> [Text]
--- BEGIN ---
Potential Outcome Framework

Introduction of Potential Outcome Framework

1. Potential Outcomes Framework

The Potential Outcomes framework is a series of notation widely used in causal inference.

1.1 Conditioning v.s. Intervening

In statistics, conditioning and intervening is two different concepts.

Conditioning: Segmenting a dataset into subset bu applying conditions on variables

Intervening: Intervene a process with certain treatment, so that every unit is affected by treatment variable

we use the do operands the represent that we intervene a process. It forces T to be the value we want, and thus makes T independent to any confounders X. Let Y donate the outcome statistics of the process, the probability of Y = y under a intervention such that T=t is noted as \(P(Y=y|do(T=t))\) or \(P(y|do(t))\)

When there exists confounder in the process, the conditional probability does not equal the interventional probability: \[ P (Y|do(t),X) = E_X[P(Y|T=t,X)] \ne P(Y|T=t,X) \]

1.2 Potential Outcomes

Suppose we want to evaluate the cause effect of a pill on a single person.
--- END ---
> [Data block]
--- BEGIN ---
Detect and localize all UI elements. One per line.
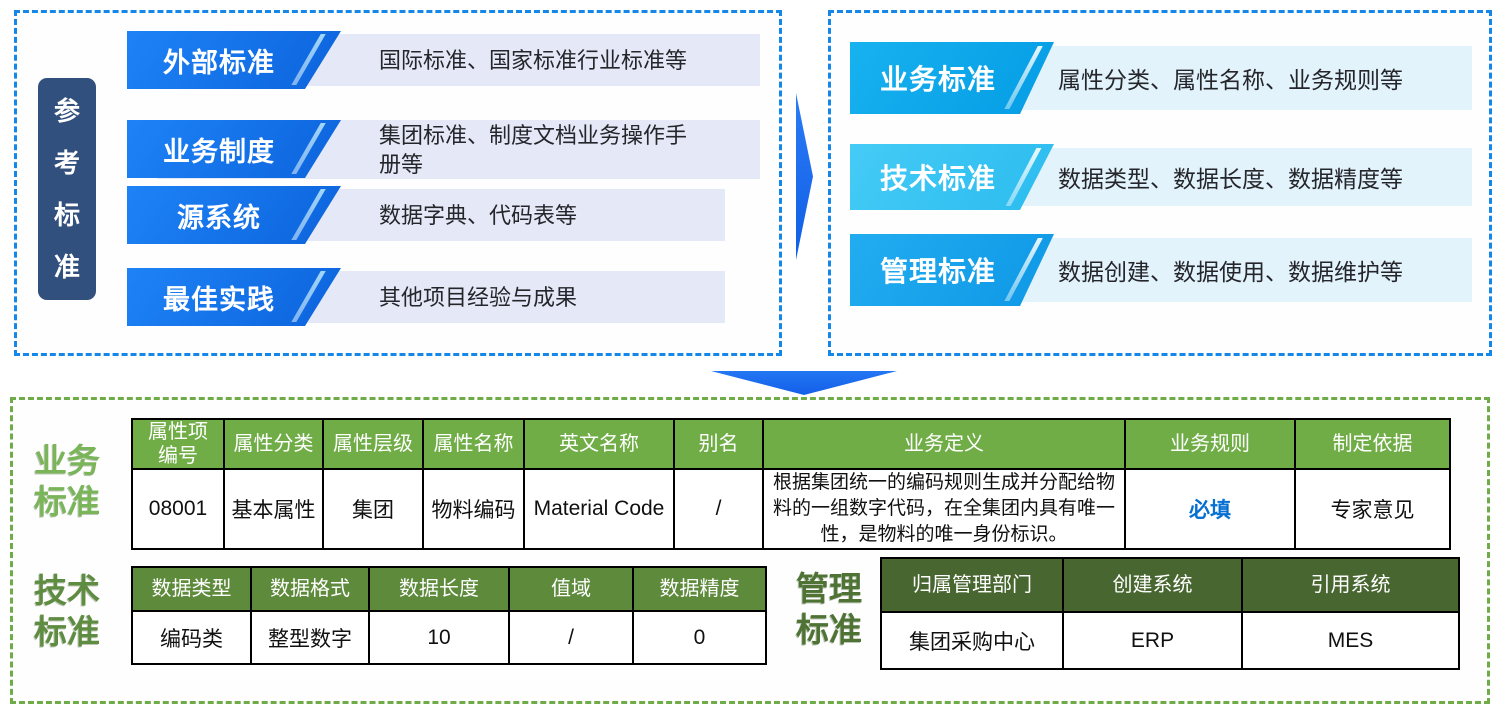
--- END ---
> [What is asked]
Reproduce verbatim the passage of the Potential Outcomes text starting at "we use the do" and ending at "as \(P(Y=y|do(T=t))\) or \(P(y|do(t))\)". Base the work solely on the text about the Potential Outcomes framework, not on the data.

> [Exercise solution]
we use the do operands the represent that we intervene a process. It forces T to be the value we want, and thus makes T independent to any confounders X. Let Y donate the outcome statistics of the process, the probability of Y = y under a intervention such that T=t is noted as \(P(Y=y|do(T=t))\) or \(P(y|do(t))\)